What you should do. Your task is to transcribe all of the data below exactly, omitting the images.

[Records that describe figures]
____________________
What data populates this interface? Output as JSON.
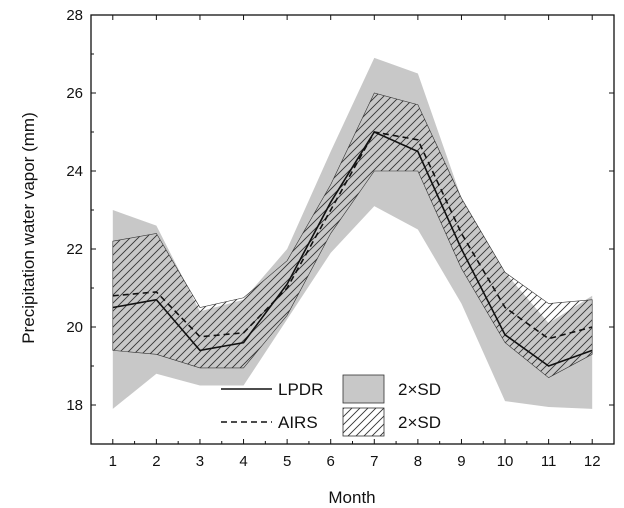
{
  "chart_data": {
    "type": "line",
    "xlabel": "Month",
    "ylabel": "Precipitation water vapor (mm)",
    "xlim": [
      0.5,
      12.5
    ],
    "ylim": [
      17,
      28
    ],
    "x": [
      1,
      2,
      3,
      4,
      5,
      6,
      7,
      8,
      9,
      10,
      11,
      12
    ],
    "x_ticks": [
      "1",
      "2",
      "3",
      "4",
      "5",
      "6",
      "7",
      "8",
      "9",
      "10",
      "11",
      "12"
    ],
    "y_ticks": [
      "18",
      "20",
      "22",
      "24",
      "26",
      "28"
    ],
    "y_tick_values": [
      18,
      20,
      22,
      24,
      26,
      28
    ],
    "grid": false,
    "legend_position": "bottom-center",
    "series": [
      {
        "name": "LPDR",
        "line_style": "solid",
        "color": "#111111",
        "values": [
          20.5,
          20.7,
          19.4,
          19.6,
          21.1,
          23.2,
          25.0,
          24.5,
          22.0,
          19.8,
          19.0,
          19.4
        ],
        "band_label": "2×SD",
        "band_style": "gray-fill",
        "band_color": "#c8c8c8",
        "band_lower": [
          17.9,
          18.8,
          18.5,
          18.5,
          20.2,
          21.9,
          23.1,
          22.5,
          20.6,
          18.1,
          17.95,
          17.9
        ],
        "band_upper": [
          23.0,
          22.6,
          20.4,
          20.7,
          22.0,
          24.5,
          26.9,
          26.5,
          23.3,
          21.4,
          20.1,
          20.8
        ]
      },
      {
        "name": "AIRS",
        "line_style": "dashed",
        "color": "#111111",
        "values": [
          20.8,
          20.9,
          19.75,
          19.85,
          21.0,
          23.0,
          25.0,
          24.8,
          22.4,
          20.5,
          19.7,
          20.0
        ],
        "band_label": "2×SD",
        "band_style": "hatched",
        "band_color": "#333333",
        "band_lower": [
          19.4,
          19.3,
          18.95,
          18.95,
          20.3,
          22.4,
          24.0,
          24.0,
          21.5,
          19.6,
          18.7,
          19.3
        ],
        "band_upper": [
          22.2,
          22.4,
          20.5,
          20.75,
          21.7,
          23.65,
          26.0,
          25.7,
          23.3,
          21.4,
          20.6,
          20.7
        ]
      }
    ]
  }
}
____________________
Answer to the task.
What data populates this interface? Output as JSON.
{
  "chart_data": {
    "type": "line",
    "xlabel": "Month",
    "ylabel": "Precipitation water vapor (mm)",
    "xlim": [
      0.5,
      12.5
    ],
    "ylim": [
      17,
      28
    ],
    "x": [
      1,
      2,
      3,
      4,
      5,
      6,
      7,
      8,
      9,
      10,
      11,
      12
    ],
    "x_ticks": [
      "1",
      "2",
      "3",
      "4",
      "5",
      "6",
      "7",
      "8",
      "9",
      "10",
      "11",
      "12"
    ],
    "y_ticks": [
      "18",
      "20",
      "22",
      "24",
      "26",
      "28"
    ],
    "y_tick_values": [
      18,
      20,
      22,
      24,
      26,
      28
    ],
    "grid": false,
    "legend_position": "bottom-center",
    "series": [
      {
        "name": "LPDR",
        "line_style": "solid",
        "color": "#111111",
        "values": [
          20.5,
          20.7,
          19.4,
          19.6,
          21.1,
          23.2,
          25.0,
          24.5,
          22.0,
          19.8,
          19.0,
          19.4
        ],
        "band_label": "2×SD",
        "band_style": "gray-fill",
        "band_color": "#c8c8c8",
        "band_lower": [
          17.9,
          18.8,
          18.5,
          18.5,
          20.2,
          21.9,
          23.1,
          22.5,
          20.6,
          18.1,
          17.95,
          17.9
        ],
        "band_upper": [
          23.0,
          22.6,
          20.4,
          20.7,
          22.0,
          24.5,
          26.9,
          26.5,
          23.3,
          21.4,
          20.1,
          20.8
        ]
      },
      {
        "name": "AIRS",
        "line_style": "dashed",
        "color": "#111111",
        "values": [
          20.8,
          20.9,
          19.75,
          19.85,
          21.0,
          23.0,
          25.0,
          24.8,
          22.4,
          20.5,
          19.7,
          20.0
        ],
        "band_label": "2×SD",
        "band_style": "hatched",
        "band_color": "#333333",
        "band_lower": [
          19.4,
          19.3,
          18.95,
          18.95,
          20.3,
          22.4,
          24.0,
          24.0,
          21.5,
          19.6,
          18.7,
          19.3
        ],
        "band_upper": [
          22.2,
          22.4,
          20.5,
          20.75,
          21.7,
          23.65,
          26.0,
          25.7,
          23.3,
          21.4,
          20.6,
          20.7
        ]
      }
    ]
  }
}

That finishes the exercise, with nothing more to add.